Begin Rows

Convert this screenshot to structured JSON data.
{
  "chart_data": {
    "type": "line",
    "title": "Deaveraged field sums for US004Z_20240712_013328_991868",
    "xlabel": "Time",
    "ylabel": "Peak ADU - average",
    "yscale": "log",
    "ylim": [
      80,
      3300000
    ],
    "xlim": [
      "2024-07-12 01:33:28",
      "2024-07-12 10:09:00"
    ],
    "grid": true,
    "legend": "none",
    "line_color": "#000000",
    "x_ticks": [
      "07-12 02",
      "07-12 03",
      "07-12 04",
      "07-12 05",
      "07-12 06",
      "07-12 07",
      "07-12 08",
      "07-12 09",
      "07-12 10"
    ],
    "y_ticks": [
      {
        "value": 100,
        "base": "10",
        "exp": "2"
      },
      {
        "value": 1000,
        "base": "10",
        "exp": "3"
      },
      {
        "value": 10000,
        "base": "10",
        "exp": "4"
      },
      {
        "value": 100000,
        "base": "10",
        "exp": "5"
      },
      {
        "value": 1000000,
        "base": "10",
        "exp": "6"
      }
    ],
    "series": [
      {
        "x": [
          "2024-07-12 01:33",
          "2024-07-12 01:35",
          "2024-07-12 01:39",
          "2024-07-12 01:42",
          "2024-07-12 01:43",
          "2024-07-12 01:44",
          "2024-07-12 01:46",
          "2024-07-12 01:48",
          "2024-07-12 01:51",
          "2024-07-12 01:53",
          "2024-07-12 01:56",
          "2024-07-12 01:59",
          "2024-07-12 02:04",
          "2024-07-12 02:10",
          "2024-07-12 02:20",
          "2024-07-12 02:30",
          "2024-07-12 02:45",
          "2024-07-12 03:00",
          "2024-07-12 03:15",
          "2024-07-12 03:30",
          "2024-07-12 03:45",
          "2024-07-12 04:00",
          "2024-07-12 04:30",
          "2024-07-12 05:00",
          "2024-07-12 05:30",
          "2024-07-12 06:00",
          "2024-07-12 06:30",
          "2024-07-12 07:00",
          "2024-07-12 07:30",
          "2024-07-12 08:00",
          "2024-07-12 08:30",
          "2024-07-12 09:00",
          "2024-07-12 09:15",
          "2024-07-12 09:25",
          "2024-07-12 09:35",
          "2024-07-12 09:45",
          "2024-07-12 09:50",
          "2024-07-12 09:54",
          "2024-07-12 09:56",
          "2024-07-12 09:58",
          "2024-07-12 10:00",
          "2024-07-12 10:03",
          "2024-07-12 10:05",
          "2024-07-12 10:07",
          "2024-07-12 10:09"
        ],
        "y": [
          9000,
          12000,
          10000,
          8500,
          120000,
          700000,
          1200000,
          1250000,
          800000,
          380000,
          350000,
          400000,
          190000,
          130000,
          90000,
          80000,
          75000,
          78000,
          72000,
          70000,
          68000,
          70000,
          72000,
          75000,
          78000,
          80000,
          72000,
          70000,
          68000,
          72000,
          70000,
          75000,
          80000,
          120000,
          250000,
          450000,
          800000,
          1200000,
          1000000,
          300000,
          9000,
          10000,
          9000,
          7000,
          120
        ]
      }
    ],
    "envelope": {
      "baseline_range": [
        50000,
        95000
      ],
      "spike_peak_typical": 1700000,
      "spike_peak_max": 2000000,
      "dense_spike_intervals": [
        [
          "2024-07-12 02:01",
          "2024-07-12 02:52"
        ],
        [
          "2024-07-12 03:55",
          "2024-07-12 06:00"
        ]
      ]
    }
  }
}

End Rows

◆ **Stated task**: Copy the material above verbatim.

◆ **Finished answer**:
Convert this screenshot to structured JSON data.
{
  "chart_data": {
    "type": "line",
    "title": "Deaveraged field sums for US004Z_20240712_013328_991868",
    "xlabel": "Time",
    "ylabel": "Peak ADU - average",
    "yscale": "log",
    "ylim": [
      80,
      3300000
    ],
    "xlim": [
      "2024-07-12 01:33:28",
      "2024-07-12 10:09:00"
    ],
    "grid": true,
    "legend": "none",
    "line_color": "#000000",
    "x_ticks": [
      "07-12 02",
      "07-12 03",
      "07-12 04",
      "07-12 05",
      "07-12 06",
      "07-12 07",
      "07-12 08",
      "07-12 09",
      "07-12 10"
    ],
    "y_ticks": [
      {
        "value": 100,
        "base": "10",
        "exp": "2"
      },
      {
        "value": 1000,
        "base": "10",
        "exp": "3"
      },
      {
        "value": 10000,
        "base": "10",
        "exp": "4"
      },
      {
        "value": 100000,
        "base": "10",
        "exp": "5"
      },
      {
        "value": 1000000,
        "base": "10",
        "exp": "6"
      }
    ],
    "series": [
      {
        "x": [
          "2024-07-12 01:33",
          "2024-07-12 01:35",
          "2024-07-12 01:39",
          "2024-07-12 01:42",
          "2024-07-12 01:43",
          "2024-07-12 01:44",
          "2024-07-12 01:46",
          "2024-07-12 01:48",
          "2024-07-12 01:51",
          "2024-07-12 01:53",
          "2024-07-12 01:56",
          "2024-07-12 01:59",
          "2024-07-12 02:04",
          "2024-07-12 02:10",
          "2024-07-12 02:20",
          "2024-07-12 02:30",
          "2024-07-12 02:45",
          "2024-07-12 03:00",
          "2024-07-12 03:15",
          "2024-07-12 03:30",
          "2024-07-12 03:45",
          "2024-07-12 04:00",
          "2024-07-12 04:30",
          "2024-07-12 05:00",
          "2024-07-12 05:30",
          "2024-07-12 06:00",
          "2024-07-12 06:30",
          "2024-07-12 07:00",
          "2024-07-12 07:30",
          "2024-07-12 08:00",
          "2024-07-12 08:30",
          "2024-07-12 09:00",
          "2024-07-12 09:15",
          "2024-07-12 09:25",
          "2024-07-12 09:35",
          "2024-07-12 09:45",
          "2024-07-12 09:50",
          "2024-07-12 09:54",
          "2024-07-12 09:56",
          "2024-07-12 09:58",
          "2024-07-12 10:00",
          "2024-07-12 10:03",
          "2024-07-12 10:05",
          "2024-07-12 10:07",
          "2024-07-12 10:09"
        ],
        "y": [
          9000,
          12000,
          10000,
          8500,
          120000,
          700000,
          1200000,
          1250000,
          800000,
          380000,
          350000,
          400000,
          190000,
          130000,
          90000,
          80000,
          75000,
          78000,
          72000,
          70000,
          68000,
          70000,
          72000,
          75000,
          78000,
          80000,
          72000,
          70000,
          68000,
          72000,
          70000,
          75000,
          80000,
          120000,
          250000,
          450000,
          800000,
          1200000,
          1000000,
          300000,
          9000,
          10000,
          9000,
          7000,
          120
        ]
      }
    ],
    "envelope": {
      "baseline_range": [
        50000,
        95000
      ],
      "spike_peak_typical": 1700000,
      "spike_peak_max": 2000000,
      "dense_spike_intervals": [
        [
          "2024-07-12 02:01",
          "2024-07-12 02:52"
        ],
        [
          "2024-07-12 03:55",
          "2024-07-12 06:00"
        ]
      ]
    }
  }
}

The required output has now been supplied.